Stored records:
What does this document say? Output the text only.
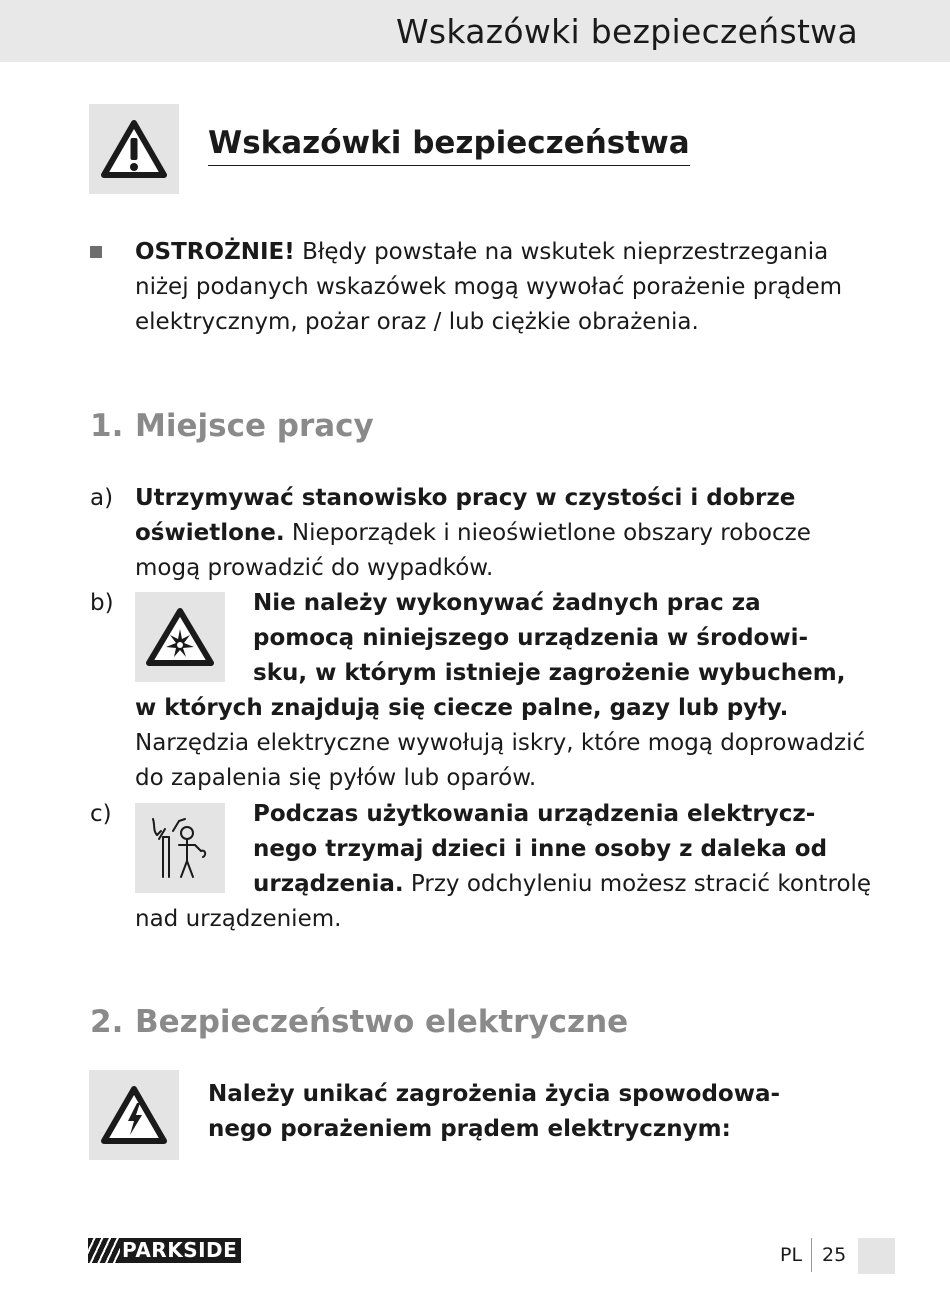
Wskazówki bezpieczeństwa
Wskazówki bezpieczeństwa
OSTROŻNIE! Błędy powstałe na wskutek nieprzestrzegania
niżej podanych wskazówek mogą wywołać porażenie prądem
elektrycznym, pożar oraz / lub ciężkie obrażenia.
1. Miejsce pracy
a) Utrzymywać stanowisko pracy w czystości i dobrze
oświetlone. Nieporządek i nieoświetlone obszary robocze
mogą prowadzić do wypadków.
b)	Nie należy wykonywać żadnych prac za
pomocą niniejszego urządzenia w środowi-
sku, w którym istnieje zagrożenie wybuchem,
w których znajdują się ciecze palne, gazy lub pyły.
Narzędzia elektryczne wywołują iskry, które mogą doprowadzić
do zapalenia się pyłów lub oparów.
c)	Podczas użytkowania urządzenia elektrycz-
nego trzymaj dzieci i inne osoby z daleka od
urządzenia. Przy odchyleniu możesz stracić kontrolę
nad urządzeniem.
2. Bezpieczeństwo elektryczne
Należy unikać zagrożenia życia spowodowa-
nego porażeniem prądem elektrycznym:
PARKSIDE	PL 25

- What to work on
Exclude the pictures, and transcribe all of the material exactly.

- Task solution
What does this document say? Output the text only.
Wskazówki bezpieczeństwa
Wskazówki bezpieczeństwa
OSTROŻNIE! Błędy powstałe na wskutek nieprzestrzegania
niżej podanych wskazówek mogą wywołać porażenie prądem
elektrycznym, pożar oraz / lub ciężkie obrażenia.
1. Miejsce pracy
a) Utrzymywać stanowisko pracy w czystości i dobrze
oświetlone. Nieporządek i nieoświetlone obszary robocze
mogą prowadzić do wypadków.
b)	Nie należy wykonywać żadnych prac za
pomocą niniejszego urządzenia w środowi-
sku, w którym istnieje zagrożenie wybuchem,
w których znajdują się ciecze palne, gazy lub pyły.
Narzędzia elektryczne wywołują iskry, które mogą doprowadzić
do zapalenia się pyłów lub oparów.
c)	Podczas użytkowania urządzenia elektrycz-
nego trzymaj dzieci i inne osoby z daleka od
urządzenia. Przy odchyleniu możesz stracić kontrolę
nad urządzeniem.
2. Bezpieczeństwo elektryczne
Należy unikać zagrożenia życia spowodowa-
nego porażeniem prądem elektrycznym:
PARKSIDE	PL 25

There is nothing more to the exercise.